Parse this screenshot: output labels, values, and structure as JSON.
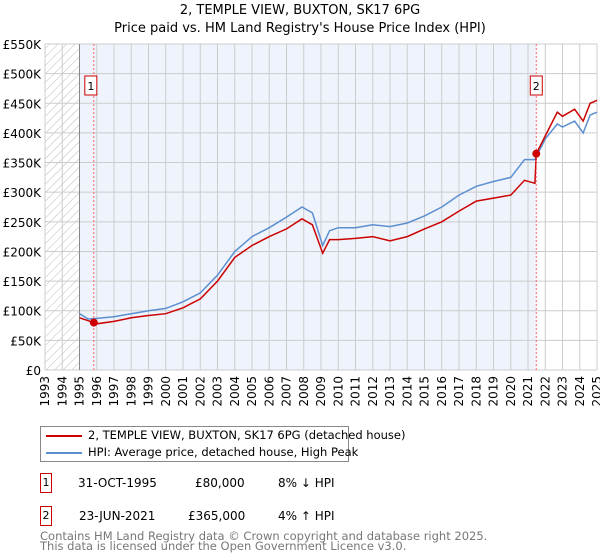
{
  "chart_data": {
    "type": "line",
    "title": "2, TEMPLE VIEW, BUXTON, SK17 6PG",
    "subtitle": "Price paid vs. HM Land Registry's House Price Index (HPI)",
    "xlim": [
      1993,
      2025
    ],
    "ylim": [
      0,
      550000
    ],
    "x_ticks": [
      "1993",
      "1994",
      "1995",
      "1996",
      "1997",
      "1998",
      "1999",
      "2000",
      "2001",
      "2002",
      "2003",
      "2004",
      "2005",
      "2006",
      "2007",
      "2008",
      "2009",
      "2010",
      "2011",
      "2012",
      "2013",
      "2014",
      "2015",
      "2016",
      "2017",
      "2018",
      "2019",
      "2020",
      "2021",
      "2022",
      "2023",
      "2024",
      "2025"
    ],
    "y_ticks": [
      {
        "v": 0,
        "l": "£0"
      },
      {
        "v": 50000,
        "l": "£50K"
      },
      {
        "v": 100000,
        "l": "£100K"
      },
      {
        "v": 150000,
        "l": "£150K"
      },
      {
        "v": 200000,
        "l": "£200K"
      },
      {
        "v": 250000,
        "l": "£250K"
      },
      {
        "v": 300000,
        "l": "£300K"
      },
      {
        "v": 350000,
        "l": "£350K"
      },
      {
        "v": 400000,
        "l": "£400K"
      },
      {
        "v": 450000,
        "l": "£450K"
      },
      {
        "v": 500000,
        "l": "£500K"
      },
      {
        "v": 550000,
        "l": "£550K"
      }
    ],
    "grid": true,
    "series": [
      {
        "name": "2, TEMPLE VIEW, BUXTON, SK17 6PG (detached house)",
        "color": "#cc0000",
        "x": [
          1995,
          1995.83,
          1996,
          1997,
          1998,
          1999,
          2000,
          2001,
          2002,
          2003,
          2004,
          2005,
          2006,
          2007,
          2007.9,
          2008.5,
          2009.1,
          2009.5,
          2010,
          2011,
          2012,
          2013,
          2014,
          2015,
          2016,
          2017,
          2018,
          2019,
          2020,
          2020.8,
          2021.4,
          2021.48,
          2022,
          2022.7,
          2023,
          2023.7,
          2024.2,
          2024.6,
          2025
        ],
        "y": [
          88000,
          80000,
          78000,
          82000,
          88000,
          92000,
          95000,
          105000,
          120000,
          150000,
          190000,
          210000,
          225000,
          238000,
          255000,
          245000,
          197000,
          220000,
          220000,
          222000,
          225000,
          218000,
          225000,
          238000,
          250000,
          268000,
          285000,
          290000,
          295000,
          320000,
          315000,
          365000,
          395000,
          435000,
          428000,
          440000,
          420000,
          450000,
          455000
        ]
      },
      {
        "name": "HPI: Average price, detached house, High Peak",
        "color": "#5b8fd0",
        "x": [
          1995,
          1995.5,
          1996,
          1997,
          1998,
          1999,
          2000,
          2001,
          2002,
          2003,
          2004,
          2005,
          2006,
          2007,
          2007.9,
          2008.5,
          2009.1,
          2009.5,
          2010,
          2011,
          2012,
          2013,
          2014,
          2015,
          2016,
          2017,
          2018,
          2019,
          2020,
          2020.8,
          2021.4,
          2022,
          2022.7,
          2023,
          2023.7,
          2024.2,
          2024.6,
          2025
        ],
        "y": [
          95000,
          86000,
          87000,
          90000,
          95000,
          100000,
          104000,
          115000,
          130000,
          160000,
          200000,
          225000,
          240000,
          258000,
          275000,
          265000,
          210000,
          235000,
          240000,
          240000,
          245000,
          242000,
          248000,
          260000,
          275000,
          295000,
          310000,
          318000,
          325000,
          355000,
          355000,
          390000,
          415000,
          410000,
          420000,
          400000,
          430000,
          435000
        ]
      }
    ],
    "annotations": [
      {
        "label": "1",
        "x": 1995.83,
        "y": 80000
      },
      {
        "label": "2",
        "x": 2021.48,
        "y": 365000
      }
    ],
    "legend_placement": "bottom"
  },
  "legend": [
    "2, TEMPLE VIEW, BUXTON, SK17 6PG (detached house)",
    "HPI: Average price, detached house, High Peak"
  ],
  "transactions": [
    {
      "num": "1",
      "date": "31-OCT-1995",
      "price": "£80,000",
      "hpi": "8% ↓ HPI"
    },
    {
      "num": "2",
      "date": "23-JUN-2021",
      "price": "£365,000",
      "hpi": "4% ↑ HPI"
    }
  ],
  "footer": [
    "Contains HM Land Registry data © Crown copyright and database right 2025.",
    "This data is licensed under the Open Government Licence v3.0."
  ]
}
◆ ◆ ◆
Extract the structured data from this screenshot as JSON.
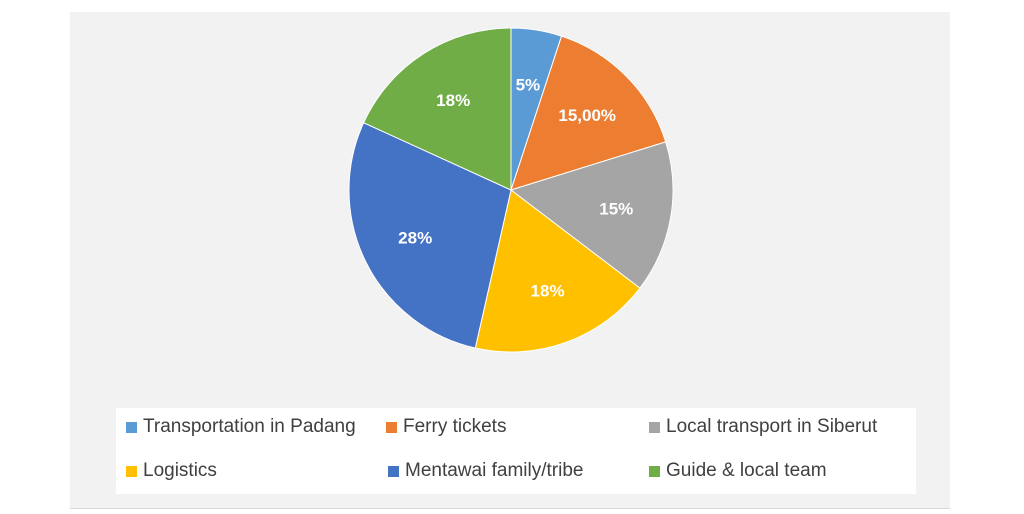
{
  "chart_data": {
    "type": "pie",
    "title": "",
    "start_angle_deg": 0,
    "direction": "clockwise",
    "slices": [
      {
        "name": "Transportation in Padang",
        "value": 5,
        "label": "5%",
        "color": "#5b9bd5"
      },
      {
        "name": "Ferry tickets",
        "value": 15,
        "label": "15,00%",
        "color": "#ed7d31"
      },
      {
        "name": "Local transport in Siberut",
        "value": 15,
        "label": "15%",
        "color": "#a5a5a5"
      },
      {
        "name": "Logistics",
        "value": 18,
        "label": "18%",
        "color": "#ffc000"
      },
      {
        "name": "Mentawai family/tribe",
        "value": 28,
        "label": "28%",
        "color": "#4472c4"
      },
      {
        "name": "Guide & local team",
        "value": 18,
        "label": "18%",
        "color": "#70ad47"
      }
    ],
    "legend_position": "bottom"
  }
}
◆ ◆ ◆
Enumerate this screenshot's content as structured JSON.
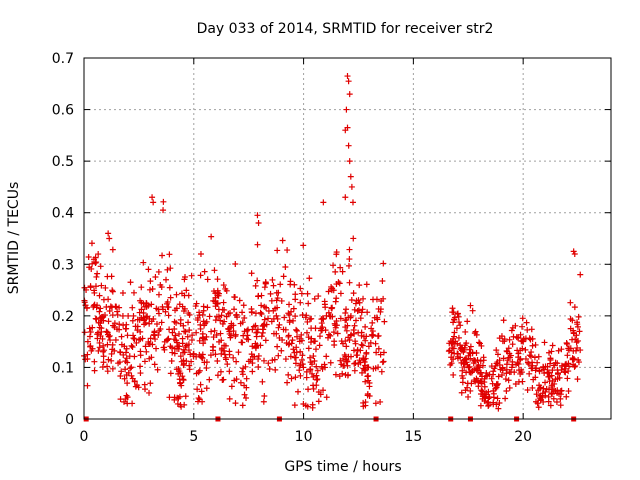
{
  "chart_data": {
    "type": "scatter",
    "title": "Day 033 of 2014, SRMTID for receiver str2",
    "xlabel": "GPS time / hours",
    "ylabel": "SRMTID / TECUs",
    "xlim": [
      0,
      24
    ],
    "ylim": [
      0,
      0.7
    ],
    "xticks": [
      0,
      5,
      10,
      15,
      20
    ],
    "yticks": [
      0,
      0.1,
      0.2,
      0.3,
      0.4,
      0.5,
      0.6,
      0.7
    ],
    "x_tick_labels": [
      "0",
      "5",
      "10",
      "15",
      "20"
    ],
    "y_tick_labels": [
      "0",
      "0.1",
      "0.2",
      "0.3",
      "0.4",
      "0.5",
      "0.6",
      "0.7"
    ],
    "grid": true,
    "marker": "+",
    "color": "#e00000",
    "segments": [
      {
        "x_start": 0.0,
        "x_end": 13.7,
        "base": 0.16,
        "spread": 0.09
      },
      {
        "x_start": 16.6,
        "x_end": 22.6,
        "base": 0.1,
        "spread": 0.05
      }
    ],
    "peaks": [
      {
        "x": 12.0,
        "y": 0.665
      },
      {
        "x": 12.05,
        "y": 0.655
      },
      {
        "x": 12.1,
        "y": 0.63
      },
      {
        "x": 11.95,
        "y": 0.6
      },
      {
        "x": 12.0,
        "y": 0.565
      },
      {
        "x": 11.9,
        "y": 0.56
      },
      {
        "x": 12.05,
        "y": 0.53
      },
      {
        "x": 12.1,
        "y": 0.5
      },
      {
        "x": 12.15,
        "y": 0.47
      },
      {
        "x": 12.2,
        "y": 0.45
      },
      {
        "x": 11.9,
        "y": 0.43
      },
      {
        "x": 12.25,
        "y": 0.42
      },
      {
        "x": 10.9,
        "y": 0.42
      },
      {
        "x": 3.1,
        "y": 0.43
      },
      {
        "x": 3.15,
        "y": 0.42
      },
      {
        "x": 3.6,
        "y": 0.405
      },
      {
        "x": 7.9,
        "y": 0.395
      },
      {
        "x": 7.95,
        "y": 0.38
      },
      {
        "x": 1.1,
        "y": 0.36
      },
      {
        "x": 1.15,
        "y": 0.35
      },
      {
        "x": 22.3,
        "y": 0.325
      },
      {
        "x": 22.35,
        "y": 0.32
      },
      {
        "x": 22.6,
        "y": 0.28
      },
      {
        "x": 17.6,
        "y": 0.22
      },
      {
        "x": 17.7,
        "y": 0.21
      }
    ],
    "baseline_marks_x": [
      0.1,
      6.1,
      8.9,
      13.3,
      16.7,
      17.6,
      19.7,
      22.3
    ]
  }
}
◆ ◆ ◆
From the records above, pull out each line that has "Registry".

#### Solution to the exercise
    "subtitle": "Price paid vs. HM Land Registry's House Price Index (HPI)",
    "Contains HM Land Registry data © Crown copyright and database right 2025.",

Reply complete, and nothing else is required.